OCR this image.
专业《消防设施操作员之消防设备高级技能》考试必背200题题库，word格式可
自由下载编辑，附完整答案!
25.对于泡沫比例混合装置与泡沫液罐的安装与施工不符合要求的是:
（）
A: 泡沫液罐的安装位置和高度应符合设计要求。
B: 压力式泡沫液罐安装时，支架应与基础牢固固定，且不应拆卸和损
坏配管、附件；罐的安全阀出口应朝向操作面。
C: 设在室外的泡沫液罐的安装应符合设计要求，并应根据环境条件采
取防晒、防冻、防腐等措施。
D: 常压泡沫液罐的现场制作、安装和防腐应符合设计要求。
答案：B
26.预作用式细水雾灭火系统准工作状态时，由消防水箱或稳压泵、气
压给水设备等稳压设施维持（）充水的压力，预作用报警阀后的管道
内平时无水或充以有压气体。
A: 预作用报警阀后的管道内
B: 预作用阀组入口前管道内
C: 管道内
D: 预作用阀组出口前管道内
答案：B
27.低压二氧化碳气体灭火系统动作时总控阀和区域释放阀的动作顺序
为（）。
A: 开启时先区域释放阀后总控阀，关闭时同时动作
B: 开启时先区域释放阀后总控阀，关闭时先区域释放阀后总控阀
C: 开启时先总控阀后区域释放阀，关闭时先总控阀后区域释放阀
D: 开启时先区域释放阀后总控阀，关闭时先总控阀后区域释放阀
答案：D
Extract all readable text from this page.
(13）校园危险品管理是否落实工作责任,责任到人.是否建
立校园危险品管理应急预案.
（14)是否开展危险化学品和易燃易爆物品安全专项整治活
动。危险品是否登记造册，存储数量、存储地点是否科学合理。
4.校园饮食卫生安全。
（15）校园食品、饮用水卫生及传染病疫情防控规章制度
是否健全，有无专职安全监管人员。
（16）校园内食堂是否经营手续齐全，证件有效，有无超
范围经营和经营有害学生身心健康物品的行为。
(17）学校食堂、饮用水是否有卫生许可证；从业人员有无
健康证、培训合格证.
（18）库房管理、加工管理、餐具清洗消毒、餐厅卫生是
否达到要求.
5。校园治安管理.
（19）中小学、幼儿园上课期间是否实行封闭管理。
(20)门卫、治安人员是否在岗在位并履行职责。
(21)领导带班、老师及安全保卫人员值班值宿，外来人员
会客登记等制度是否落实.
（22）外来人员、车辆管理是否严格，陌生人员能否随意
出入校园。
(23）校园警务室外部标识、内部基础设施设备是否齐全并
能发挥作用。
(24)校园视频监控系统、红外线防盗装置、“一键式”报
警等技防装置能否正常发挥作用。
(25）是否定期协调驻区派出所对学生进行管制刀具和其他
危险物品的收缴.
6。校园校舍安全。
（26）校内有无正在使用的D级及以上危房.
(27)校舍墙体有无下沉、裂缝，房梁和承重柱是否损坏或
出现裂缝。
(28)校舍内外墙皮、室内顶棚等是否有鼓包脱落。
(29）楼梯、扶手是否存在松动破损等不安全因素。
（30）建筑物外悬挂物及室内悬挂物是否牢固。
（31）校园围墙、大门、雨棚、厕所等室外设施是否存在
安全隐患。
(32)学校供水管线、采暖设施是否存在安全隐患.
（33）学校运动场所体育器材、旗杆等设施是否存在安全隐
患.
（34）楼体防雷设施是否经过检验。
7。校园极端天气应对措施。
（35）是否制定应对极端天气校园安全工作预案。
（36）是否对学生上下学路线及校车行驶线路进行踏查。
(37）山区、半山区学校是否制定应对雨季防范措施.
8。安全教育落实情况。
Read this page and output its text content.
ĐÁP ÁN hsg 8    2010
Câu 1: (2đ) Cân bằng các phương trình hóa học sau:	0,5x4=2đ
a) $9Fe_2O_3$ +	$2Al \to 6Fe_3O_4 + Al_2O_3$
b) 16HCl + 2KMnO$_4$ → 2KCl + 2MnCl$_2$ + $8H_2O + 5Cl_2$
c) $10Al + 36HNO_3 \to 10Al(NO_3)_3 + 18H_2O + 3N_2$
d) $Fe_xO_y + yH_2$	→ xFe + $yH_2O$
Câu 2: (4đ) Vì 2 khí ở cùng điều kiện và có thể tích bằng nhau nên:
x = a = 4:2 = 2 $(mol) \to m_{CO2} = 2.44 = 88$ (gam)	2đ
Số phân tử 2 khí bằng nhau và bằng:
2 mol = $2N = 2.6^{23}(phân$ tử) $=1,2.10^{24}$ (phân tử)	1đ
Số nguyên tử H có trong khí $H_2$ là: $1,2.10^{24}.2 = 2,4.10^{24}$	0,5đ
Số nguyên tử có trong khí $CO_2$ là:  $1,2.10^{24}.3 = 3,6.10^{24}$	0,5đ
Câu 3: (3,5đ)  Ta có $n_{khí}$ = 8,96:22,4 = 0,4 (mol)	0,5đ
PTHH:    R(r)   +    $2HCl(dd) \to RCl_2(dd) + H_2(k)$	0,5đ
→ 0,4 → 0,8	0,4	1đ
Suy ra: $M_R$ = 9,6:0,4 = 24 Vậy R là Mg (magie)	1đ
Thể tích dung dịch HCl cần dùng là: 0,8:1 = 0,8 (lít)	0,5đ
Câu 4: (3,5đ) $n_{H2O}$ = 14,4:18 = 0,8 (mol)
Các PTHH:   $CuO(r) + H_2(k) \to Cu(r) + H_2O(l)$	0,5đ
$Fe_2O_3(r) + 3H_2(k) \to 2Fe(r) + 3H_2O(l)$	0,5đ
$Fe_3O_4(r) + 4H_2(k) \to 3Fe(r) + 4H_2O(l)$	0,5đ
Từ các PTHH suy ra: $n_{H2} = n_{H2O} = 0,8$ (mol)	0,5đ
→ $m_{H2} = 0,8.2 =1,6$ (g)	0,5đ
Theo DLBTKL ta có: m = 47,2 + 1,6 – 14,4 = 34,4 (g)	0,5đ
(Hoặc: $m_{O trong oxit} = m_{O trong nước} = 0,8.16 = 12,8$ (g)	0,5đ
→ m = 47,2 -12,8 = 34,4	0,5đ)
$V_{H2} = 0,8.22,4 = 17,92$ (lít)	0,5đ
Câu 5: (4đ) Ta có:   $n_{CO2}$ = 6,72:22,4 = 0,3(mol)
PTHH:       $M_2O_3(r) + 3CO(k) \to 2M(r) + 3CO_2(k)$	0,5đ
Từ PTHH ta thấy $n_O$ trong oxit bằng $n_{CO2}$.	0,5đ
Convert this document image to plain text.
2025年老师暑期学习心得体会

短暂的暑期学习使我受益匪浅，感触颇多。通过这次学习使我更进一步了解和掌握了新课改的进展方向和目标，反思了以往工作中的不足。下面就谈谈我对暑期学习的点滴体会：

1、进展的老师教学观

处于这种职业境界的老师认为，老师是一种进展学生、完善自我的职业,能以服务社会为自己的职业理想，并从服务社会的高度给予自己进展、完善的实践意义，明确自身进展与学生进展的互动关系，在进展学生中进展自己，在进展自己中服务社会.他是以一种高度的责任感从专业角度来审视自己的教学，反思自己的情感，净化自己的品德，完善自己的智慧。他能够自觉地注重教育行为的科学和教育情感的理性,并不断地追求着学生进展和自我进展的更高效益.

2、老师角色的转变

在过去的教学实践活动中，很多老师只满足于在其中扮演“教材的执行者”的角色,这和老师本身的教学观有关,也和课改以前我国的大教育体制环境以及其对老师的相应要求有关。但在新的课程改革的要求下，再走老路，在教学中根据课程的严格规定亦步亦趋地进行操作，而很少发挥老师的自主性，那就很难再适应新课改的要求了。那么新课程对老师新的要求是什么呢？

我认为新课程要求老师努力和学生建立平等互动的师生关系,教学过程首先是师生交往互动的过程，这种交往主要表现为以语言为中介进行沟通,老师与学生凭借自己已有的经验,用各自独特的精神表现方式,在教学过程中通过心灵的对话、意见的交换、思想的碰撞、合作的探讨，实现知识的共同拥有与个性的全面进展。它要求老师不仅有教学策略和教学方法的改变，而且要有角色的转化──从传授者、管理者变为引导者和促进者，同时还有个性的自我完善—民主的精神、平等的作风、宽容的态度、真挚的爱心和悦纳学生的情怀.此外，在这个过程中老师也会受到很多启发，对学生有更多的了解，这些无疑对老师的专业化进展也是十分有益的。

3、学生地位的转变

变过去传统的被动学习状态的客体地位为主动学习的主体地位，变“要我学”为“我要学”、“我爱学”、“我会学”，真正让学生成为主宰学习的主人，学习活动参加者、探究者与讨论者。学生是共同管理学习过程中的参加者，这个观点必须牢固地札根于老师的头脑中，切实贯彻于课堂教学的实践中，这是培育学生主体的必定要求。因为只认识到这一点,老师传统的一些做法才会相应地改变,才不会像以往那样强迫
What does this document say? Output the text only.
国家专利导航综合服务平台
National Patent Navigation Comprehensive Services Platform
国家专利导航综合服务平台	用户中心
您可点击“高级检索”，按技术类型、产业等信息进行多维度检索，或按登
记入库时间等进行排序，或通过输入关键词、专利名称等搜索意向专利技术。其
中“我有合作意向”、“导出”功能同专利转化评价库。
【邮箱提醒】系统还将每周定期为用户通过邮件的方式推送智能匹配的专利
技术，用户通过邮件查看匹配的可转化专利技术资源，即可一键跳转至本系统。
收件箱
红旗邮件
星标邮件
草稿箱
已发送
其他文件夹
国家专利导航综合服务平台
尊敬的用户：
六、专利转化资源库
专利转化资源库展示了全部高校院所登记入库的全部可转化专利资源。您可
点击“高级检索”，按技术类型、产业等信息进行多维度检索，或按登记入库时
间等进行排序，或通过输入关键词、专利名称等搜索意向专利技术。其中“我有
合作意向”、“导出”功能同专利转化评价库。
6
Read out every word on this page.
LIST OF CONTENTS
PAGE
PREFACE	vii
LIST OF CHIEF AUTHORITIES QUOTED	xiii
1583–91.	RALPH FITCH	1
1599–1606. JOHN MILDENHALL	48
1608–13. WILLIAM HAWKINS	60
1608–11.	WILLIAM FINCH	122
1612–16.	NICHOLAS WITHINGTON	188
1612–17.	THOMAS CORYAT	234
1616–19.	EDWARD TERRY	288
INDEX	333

──────

=== Work to complete ===
Take the line with "Read out every word on this page." and all lines after it through the end of the records, and write them out exactly; include nothing else.

=== The completed task ===
Read out every word on this page.
LIST OF CONTENTS
PAGE
PREFACE	vii
LIST OF CHIEF AUTHORITIES QUOTED	xiii
1583–91.	RALPH FITCH	1
1599–1606. JOHN MILDENHALL	48
1608–13. WILLIAM HAWKINS	60
1608–11.	WILLIAM FINCH	122
1612–16.	NICHOLAS WITHINGTON	188
1612–17.	THOMAS CORYAT	234
1616–19.	EDWARD TERRY	288
INDEX	333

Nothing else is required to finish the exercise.